Entries shown:
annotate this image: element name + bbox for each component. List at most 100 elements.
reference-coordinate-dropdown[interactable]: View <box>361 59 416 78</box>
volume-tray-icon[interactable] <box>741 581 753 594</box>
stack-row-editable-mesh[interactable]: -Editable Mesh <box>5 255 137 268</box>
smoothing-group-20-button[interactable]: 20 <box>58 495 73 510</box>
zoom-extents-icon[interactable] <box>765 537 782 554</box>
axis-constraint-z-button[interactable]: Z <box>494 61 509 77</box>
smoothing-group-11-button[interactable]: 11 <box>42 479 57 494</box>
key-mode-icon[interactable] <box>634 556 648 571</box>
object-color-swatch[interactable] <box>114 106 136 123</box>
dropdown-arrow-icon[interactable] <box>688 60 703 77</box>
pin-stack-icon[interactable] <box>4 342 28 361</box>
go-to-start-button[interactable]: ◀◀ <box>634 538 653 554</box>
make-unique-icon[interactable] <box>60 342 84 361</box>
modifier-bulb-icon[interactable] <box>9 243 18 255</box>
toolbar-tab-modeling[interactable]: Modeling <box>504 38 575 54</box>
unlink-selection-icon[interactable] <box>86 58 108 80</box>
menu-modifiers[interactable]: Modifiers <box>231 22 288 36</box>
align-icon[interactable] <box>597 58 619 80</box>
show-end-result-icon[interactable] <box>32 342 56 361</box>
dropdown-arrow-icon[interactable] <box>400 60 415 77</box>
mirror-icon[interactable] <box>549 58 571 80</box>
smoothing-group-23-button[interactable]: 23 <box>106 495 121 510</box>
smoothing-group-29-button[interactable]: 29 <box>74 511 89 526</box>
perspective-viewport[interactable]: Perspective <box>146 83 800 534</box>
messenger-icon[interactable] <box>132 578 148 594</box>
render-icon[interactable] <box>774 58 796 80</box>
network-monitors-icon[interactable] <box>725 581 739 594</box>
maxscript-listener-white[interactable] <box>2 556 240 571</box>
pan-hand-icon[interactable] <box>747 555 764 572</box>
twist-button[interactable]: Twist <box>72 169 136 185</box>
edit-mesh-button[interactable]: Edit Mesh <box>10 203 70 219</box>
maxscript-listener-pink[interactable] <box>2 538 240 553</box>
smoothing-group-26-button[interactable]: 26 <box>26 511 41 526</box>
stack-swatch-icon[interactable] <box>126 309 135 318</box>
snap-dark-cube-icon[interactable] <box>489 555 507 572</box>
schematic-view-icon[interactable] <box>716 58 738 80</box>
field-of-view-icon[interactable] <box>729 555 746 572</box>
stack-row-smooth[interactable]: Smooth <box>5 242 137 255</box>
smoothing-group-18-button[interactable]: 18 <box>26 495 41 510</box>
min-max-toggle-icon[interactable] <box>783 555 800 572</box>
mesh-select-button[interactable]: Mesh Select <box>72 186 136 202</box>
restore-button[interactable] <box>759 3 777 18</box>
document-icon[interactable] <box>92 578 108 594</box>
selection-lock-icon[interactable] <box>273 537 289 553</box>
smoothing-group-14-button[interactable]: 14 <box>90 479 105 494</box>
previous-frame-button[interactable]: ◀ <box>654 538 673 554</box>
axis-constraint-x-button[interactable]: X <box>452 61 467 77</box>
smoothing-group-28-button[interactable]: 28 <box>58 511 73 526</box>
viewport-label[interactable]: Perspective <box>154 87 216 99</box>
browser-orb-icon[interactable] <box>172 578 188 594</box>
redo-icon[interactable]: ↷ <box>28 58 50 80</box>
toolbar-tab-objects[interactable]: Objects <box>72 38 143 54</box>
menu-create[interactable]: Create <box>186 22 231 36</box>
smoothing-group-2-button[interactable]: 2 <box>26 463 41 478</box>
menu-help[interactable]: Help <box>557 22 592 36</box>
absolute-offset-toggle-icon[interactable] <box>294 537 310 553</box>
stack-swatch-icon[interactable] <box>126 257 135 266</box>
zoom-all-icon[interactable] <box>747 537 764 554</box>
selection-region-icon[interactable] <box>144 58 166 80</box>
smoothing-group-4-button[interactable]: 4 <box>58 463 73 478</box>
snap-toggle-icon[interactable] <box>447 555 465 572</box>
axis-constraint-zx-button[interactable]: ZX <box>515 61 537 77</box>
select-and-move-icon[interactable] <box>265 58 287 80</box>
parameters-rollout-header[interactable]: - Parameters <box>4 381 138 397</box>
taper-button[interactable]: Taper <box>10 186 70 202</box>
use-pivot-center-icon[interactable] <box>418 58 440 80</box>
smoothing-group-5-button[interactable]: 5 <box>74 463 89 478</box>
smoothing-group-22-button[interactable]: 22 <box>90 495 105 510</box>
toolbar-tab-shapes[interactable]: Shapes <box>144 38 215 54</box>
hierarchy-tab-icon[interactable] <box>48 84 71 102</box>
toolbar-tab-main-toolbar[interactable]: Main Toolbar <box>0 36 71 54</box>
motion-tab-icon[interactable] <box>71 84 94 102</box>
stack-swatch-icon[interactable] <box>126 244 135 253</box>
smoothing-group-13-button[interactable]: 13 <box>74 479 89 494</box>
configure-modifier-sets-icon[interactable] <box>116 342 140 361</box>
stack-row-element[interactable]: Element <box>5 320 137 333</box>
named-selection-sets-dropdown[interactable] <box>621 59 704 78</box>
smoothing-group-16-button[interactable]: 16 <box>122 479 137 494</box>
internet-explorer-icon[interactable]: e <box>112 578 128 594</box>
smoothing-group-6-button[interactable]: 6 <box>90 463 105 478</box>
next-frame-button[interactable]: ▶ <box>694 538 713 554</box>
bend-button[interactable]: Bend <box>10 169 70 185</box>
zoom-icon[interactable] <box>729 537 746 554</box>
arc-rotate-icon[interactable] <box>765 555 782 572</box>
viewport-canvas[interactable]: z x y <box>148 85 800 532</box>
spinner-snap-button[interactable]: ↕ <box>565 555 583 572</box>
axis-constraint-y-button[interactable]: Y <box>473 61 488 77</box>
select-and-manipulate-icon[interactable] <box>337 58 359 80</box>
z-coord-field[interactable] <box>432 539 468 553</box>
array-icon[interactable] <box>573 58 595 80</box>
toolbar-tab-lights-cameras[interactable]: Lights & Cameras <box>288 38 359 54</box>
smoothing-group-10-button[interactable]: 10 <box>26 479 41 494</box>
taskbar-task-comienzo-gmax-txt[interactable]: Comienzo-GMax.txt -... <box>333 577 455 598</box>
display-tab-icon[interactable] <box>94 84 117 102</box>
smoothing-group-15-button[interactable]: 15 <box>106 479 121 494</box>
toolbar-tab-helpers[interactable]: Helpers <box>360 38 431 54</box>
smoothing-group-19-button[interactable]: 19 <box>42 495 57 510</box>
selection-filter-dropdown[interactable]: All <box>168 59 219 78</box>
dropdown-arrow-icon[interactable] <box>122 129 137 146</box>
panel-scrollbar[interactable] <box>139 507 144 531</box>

Instruction:
Pull out every line in the records above that contains the string "toggle".

Expected answer:
min-max-toggle-icon[interactable] <box>783 555 800 572</box>
absolute-offset-toggle-icon[interactable] <box>294 537 310 553</box>
snap-toggle-icon[interactable] <box>447 555 465 572</box>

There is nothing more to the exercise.